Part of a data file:

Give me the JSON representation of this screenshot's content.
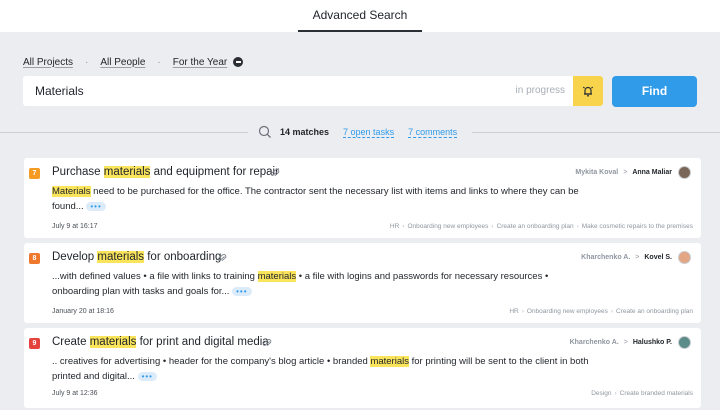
{
  "header": {
    "tab": "Advanced Search"
  },
  "filters": [
    {
      "label": "All Projects"
    },
    {
      "label": "All People"
    },
    {
      "label": "For the Year"
    }
  ],
  "search": {
    "value": "Materials",
    "status": "in progress",
    "find_label": "Find"
  },
  "summary": {
    "matches": "14 matches",
    "open_tasks": "7 open tasks",
    "comments": "7 comments"
  },
  "results": [
    {
      "number": "7",
      "badge_color": "#f59a23",
      "title_before": "Purchase ",
      "title_hl": "materials",
      "title_after": " and equipment for repair",
      "from": "Mykita Koval",
      "to": "Anna Maliar",
      "snippet_hl": "Materials",
      "snippet_after": " need to be purchased for the office. The contractor sent the necessary list with items and links to where they can be found...",
      "more": "•••",
      "date": "July 9 at 16:17",
      "crumbs": [
        "HR",
        "Onboarding new employees",
        "Create an onboarding plan",
        "Make cosmetic repairs to the premises"
      ]
    },
    {
      "number": "8",
      "badge_color": "#f0782d",
      "title_before": "Develop ",
      "title_hl": "materials",
      "title_after": " for onboarding",
      "from": "Kharchenko A.",
      "to": "Kovel S.",
      "snippet_before": "...with defined values • a file with links to training ",
      "snippet_hl": "materials",
      "snippet_after": " • a file with logins and passwords for necessary resources • onboarding plan with tasks and goals for...",
      "more": "•••",
      "date": "January 20 at 18:16",
      "crumbs": [
        "HR",
        "Onboarding new employees",
        "Create an onboarding plan"
      ]
    },
    {
      "number": "9",
      "badge_color": "#e5433d",
      "title_before": "Create ",
      "title_hl": "materials",
      "title_after": " for print and digital media",
      "from": "Kharchenko A.",
      "to": "Halushko P.",
      "snippet_before": ".. creatives for advertising • header for the company's blog article • branded ",
      "snippet_hl": "materials",
      "snippet_after": " for printing will be sent to the client in both printed and digital...",
      "more": "•••",
      "date": "July 9 at 12:36",
      "crumbs": [
        "Design",
        "Create branded materials"
      ]
    }
  ]
}
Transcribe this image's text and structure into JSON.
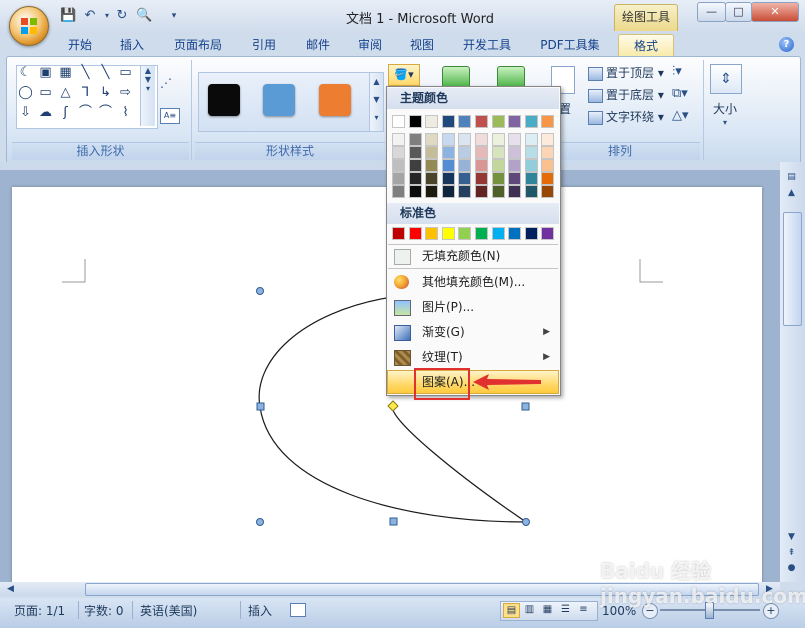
{
  "window": {
    "title": "文档 1 - Microsoft Word",
    "context_tab": "绘图工具",
    "buttons": {
      "minimize": "—",
      "restore": "□",
      "close": "✕"
    }
  },
  "tabs": [
    "开始",
    "插入",
    "页面布局",
    "引用",
    "邮件",
    "审阅",
    "视图",
    "开发工具",
    "PDF工具集",
    "格式"
  ],
  "ribbon": {
    "insert_shapes_label": "插入形状",
    "shape_styles_label": "形状样式",
    "arrange_label": "排列",
    "size_label": "大小",
    "shape_glyphs": [
      "☾",
      "▣",
      "▦",
      "╲",
      "╲",
      "▭",
      "◯",
      "▭",
      "△",
      "⅂",
      "↳",
      "⇨",
      "⇩",
      "☁",
      "ʃ",
      "⌒",
      "⌒",
      "⌇"
    ],
    "arrange_items": [
      "置于顶层",
      "置于底层",
      "文字环绕"
    ],
    "partial_label": "置",
    "style_colors": [
      "#0a0a0a",
      "#5b9bd5",
      "#ed7d31"
    ]
  },
  "dropdown": {
    "theme_colors_title": "主题颜色",
    "standard_colors_title": "标准色",
    "theme_top_row": [
      "#ffffff",
      "#000000",
      "#eeece1",
      "#1f497d",
      "#4f81bd",
      "#c0504d",
      "#9bbb59",
      "#8064a2",
      "#4bacc6",
      "#f79646"
    ],
    "theme_columns": [
      [
        "#f2f2f2",
        "#d8d8d8",
        "#bfbfbf",
        "#a5a5a5",
        "#7f7f7f"
      ],
      [
        "#7f7f7f",
        "#595959",
        "#3f3f3f",
        "#262626",
        "#0c0c0c"
      ],
      [
        "#ddd9c3",
        "#c4bd97",
        "#948a54",
        "#4a452a",
        "#1d1b10"
      ],
      [
        "#c6d9f0",
        "#8db3e2",
        "#548dd4",
        "#17365d",
        "#0f243e"
      ],
      [
        "#dbe5f1",
        "#b8cce4",
        "#95b3d7",
        "#366092",
        "#244061"
      ],
      [
        "#f2dcdb",
        "#e5b9b7",
        "#d99694",
        "#953734",
        "#632423"
      ],
      [
        "#ebf1dd",
        "#d7e3bc",
        "#c3d69b",
        "#76923c",
        "#4f6128"
      ],
      [
        "#e5e0ec",
        "#ccc1d9",
        "#b2a2c7",
        "#5f497a",
        "#3f3151"
      ],
      [
        "#dbeef3",
        "#b7dde8",
        "#92cddc",
        "#31859b",
        "#205867"
      ],
      [
        "#fdeada",
        "#fbd5b5",
        "#fac08f",
        "#e36c09",
        "#974806"
      ]
    ],
    "standard_colors": [
      "#c00000",
      "#ff0000",
      "#ffc000",
      "#ffff00",
      "#92d050",
      "#00b050",
      "#00b0f0",
      "#0070c0",
      "#002060",
      "#7030a0"
    ],
    "items": {
      "no_fill": "无填充颜色(N)",
      "more_colors": "其他填充颜色(M)...",
      "picture": "图片(P)...",
      "gradient": "渐变(G)",
      "texture": "纹理(T)",
      "pattern": "图案(A)..."
    }
  },
  "statusbar": {
    "page": "页面: 1/1",
    "words": "字数: 0",
    "language": "英语(美国)",
    "mode": "插入",
    "zoom": "100%"
  },
  "watermark": "Baidu 经验  jingyan.baidu.com"
}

GIVEN INSTRUCTION ▸ Omit the pictures, and quote the material above exactly as given.

RESULT BELOW ▸
Give me the JSON representation of this screenshot's content.
{
  "header": {
    "tab": "Advanced Search"
  },
  "filters": [
    {
      "label": "All Projects"
    },
    {
      "label": "All People"
    },
    {
      "label": "For the Year"
    }
  ],
  "search": {
    "value": "Materials",
    "status": "in progress",
    "find_label": "Find"
  },
  "summary": {
    "matches": "14 matches",
    "open_tasks": "7 open tasks",
    "comments": "7 comments"
  },
  "results": [
    {
      "number": "7",
      "badge_color": "#f59a23",
      "title_before": "Purchase ",
      "title_hl": "materials",
      "title_after": " and equipment for repair",
      "from": "Mykita Koval",
      "to": "Anna Maliar",
      "snippet_hl": "Materials",
      "snippet_after": " need to be purchased for the office. The contractor sent the necessary list with items and links to where they can be found...",
      "more": "•••",
      "date": "July 9 at 16:17",
      "crumbs": [
        "HR",
        "Onboarding new employees",
        "Create an onboarding plan",
        "Make cosmetic repairs to the premises"
      ]
    },
    {
      "number": "8",
      "badge_color": "#f0782d",
      "title_before": "Develop ",
      "title_hl": "materials",
      "title_after": " for onboarding",
      "from": "Kharchenko A.",
      "to": "Kovel S.",
      "snippet_before": "...with defined values • a file with links to training ",
      "snippet_hl": "materials",
      "snippet_after": " • a file with logins and passwords for necessary resources • onboarding plan with tasks and goals for...",
      "more": "•••",
      "date": "January 20 at 18:16",
      "crumbs": [
        "HR",
        "Onboarding new employees",
        "Create an onboarding plan"
      ]
    },
    {
      "number": "9",
      "badge_color": "#e5433d",
      "title_before": "Create ",
      "title_hl": "materials",
      "title_after": " for print and digital media",
      "from": "Kharchenko A.",
      "to": "Halushko P.",
      "snippet_before": ".. creatives for advertising • header for the company's blog article • branded ",
      "snippet_hl": "materials",
      "snippet_after": " for printing will be sent to the client in both printed and digital...",
      "more": "•••",
      "date": "July 9 at 12:36",
      "crumbs": [
        "Design",
        "Create branded materials"
      ]
    }
  ]
}
Transcribe this image's text and structure into JSON.
{
  "window": {
    "title": "文档 1 - Microsoft Word",
    "context_tab": "绘图工具",
    "buttons": {
      "minimize": "—",
      "restore": "□",
      "close": "✕"
    }
  },
  "tabs": [
    "开始",
    "插入",
    "页面布局",
    "引用",
    "邮件",
    "审阅",
    "视图",
    "开发工具",
    "PDF工具集",
    "格式"
  ],
  "ribbon": {
    "insert_shapes_label": "插入形状",
    "shape_styles_label": "形状样式",
    "arrange_label": "排列",
    "size_label": "大小",
    "shape_glyphs": [
      "☾",
      "▣",
      "▦",
      "╲",
      "╲",
      "▭",
      "◯",
      "▭",
      "△",
      "⅂",
      "↳",
      "⇨",
      "⇩",
      "☁",
      "ʃ",
      "⌒",
      "⌒",
      "⌇"
    ],
    "arrange_items": [
      "置于顶层",
      "置于底层",
      "文字环绕"
    ],
    "partial_label": "置",
    "style_colors": [
      "#0a0a0a",
      "#5b9bd5",
      "#ed7d31"
    ]
  },
  "dropdown": {
    "theme_colors_title": "主题颜色",
    "standard_colors_title": "标准色",
    "theme_top_row": [
      "#ffffff",
      "#000000",
      "#eeece1",
      "#1f497d",
      "#4f81bd",
      "#c0504d",
      "#9bbb59",
      "#8064a2",
      "#4bacc6",
      "#f79646"
    ],
    "theme_columns": [
      [
        "#f2f2f2",
        "#d8d8d8",
        "#bfbfbf",
        "#a5a5a5",
        "#7f7f7f"
      ],
      [
        "#7f7f7f",
        "#595959",
        "#3f3f3f",
        "#262626",
        "#0c0c0c"
      ],
      [
        "#ddd9c3",
        "#c4bd97",
        "#948a54",
        "#4a452a",
        "#1d1b10"
      ],
      [
        "#c6d9f0",
        "#8db3e2",
        "#548dd4",
        "#17365d",
        "#0f243e"
      ],
      [
        "#dbe5f1",
        "#b8cce4",
        "#95b3d7",
        "#366092",
        "#244061"
      ],
      [
        "#f2dcdb",
        "#e5b9b7",
        "#d99694",
        "#953734",
        "#632423"
      ],
      [
        "#ebf1dd",
        "#d7e3bc",
        "#c3d69b",
        "#76923c",
        "#4f6128"
      ],
      [
        "#e5e0ec",
        "#ccc1d9",
        "#b2a2c7",
        "#5f497a",
        "#3f3151"
      ],
      [
        "#dbeef3",
        "#b7dde8",
        "#92cddc",
        "#31859b",
        "#205867"
      ],
      [
        "#fdeada",
        "#fbd5b5",
        "#fac08f",
        "#e36c09",
        "#974806"
      ]
    ],
    "standard_colors": [
      "#c00000",
      "#ff0000",
      "#ffc000",
      "#ffff00",
      "#92d050",
      "#00b050",
      "#00b0f0",
      "#0070c0",
      "#002060",
      "#7030a0"
    ],
    "items": {
      "no_fill": "无填充颜色(N)",
      "more_colors": "其他填充颜色(M)...",
      "picture": "图片(P)...",
      "gradient": "渐变(G)",
      "texture": "纹理(T)",
      "pattern": "图案(A)..."
    }
  },
  "statusbar": {
    "page": "页面: 1/1",
    "words": "字数: 0",
    "language": "英语(美国)",
    "mode": "插入",
    "zoom": "100%"
  },
  "watermark": "Baidu 经验  jingyan.baidu.com"
}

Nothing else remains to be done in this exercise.